**TO DO:**
Reproduce the data in its entirety, exactly as supplied.

----- INPUT MATERIAL -----

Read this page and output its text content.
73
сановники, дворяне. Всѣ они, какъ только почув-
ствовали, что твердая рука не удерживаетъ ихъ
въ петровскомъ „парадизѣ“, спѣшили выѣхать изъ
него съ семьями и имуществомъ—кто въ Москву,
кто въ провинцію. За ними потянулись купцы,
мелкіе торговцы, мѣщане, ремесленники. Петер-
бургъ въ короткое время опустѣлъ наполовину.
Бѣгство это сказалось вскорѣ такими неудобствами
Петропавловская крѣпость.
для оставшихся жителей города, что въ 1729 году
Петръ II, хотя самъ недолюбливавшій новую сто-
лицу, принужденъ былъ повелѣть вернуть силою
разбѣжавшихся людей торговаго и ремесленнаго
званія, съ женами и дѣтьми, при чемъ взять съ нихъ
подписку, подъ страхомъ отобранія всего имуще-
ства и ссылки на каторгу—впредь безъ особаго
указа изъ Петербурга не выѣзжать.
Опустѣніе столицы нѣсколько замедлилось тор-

-----

**THE OUTPUT:**
Read this page and output its text content.
73
сановники, дворяне. Всѣ они, какъ только почув-
ствовали, что твердая рука не удерживаетъ ихъ
въ петровскомъ „парадизѣ“, спѣшили выѣхать изъ
него съ семьями и имуществомъ—кто въ Москву,
кто въ провинцію. За ними потянулись купцы,
мелкіе торговцы, мѣщане, ремесленники. Петер-
бургъ въ короткое время опустѣлъ наполовину.
Бѣгство это сказалось вскорѣ такими неудобствами
Петропавловская крѣпость.
для оставшихся жителей города, что въ 1729 году
Петръ II, хотя самъ недолюбливавшій новую сто-
лицу, принужденъ былъ повелѣть вернуть силою
разбѣжавшихся людей торговаго и ремесленнаго
званія, съ женами и дѣтьми, при чемъ взять съ нихъ
подписку, подъ страхомъ отобранія всего имуще-
ства и ссылки на каторгу—впредь безъ особаго
указа изъ Петербурга не выѣзжать.
Опустѣніе столицы нѣсколько замедлилось тор-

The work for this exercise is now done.